SET EXERCISE ▸ Show each line of the data below that has the string "continuación" in it.

MATERIAL FOR THIS TASK ▸
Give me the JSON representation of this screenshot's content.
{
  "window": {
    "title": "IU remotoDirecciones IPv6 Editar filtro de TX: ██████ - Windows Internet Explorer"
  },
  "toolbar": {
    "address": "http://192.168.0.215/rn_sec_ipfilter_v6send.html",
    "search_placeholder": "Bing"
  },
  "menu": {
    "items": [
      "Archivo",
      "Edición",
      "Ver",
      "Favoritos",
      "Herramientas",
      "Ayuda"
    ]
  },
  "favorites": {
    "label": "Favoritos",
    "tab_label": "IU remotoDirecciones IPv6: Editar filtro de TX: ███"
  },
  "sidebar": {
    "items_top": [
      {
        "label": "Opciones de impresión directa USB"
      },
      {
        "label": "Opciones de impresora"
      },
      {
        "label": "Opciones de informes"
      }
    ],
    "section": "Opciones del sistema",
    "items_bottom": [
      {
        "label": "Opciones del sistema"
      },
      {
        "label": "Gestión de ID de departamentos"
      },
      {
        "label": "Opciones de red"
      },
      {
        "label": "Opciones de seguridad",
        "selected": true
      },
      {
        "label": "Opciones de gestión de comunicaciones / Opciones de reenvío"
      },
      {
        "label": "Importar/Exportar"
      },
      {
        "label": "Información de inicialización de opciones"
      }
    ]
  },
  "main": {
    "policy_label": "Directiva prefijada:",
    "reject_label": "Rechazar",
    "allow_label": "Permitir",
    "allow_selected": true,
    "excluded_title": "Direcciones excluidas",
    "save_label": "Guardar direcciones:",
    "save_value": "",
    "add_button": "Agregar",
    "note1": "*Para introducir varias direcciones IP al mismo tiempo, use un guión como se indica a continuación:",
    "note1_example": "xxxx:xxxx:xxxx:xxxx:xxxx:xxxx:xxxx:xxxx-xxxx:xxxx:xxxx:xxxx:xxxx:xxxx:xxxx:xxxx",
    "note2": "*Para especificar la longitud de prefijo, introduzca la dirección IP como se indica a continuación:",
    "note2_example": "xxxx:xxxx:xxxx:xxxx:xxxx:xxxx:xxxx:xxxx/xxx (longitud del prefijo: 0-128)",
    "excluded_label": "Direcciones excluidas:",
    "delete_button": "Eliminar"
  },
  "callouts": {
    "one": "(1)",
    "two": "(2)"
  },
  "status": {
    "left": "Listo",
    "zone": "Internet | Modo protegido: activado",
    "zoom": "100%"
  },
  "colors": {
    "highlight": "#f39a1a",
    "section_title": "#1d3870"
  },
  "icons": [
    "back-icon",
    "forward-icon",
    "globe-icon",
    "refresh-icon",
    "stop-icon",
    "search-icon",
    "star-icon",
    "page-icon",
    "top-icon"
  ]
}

EXERCISE RESULT ▸
    "note1": "*Para introducir varias direcciones IP al mismo tiempo, use un guión como se indica a continuación:",
    "note2": "*Para especificar la longitud de prefijo, introduzca la dirección IP como se indica a continuación:",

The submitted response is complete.